### Record set
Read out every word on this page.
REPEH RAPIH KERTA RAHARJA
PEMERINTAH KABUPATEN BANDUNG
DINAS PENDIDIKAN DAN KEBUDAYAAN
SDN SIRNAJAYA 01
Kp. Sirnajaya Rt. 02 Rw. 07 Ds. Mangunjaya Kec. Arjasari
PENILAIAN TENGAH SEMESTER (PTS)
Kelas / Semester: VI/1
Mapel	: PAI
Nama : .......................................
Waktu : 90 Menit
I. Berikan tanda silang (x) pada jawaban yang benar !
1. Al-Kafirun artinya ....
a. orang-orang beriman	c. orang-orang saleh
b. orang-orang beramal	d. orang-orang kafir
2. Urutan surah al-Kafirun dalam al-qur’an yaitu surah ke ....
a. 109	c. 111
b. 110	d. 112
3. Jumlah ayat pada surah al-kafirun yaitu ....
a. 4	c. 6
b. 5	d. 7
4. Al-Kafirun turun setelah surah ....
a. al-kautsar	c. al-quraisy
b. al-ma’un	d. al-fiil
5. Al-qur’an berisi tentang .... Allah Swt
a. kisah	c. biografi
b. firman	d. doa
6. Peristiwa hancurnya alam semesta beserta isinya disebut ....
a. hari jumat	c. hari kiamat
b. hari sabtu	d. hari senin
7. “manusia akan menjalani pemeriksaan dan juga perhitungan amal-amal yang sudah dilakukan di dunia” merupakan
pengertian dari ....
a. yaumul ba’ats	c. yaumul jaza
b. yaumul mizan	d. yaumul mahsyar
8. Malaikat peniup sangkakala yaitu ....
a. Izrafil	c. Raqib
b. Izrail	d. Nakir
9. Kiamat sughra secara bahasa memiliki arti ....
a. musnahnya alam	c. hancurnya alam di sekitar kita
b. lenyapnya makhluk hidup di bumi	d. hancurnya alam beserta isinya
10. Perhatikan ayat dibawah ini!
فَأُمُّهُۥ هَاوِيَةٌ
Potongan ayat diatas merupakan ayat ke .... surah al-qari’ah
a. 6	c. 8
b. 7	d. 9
######
Written instruction:
Choose all lines containing the string "hancurnya" and copy them out.

Completed task:
6. Peristiwa hancurnya alam semesta beserta isinya disebut ....
a. musnahnya alam	c. hancurnya alam di sekitar kita
b. lenyapnya makhluk hidup di bumi	d. hancurnya alam beserta isinya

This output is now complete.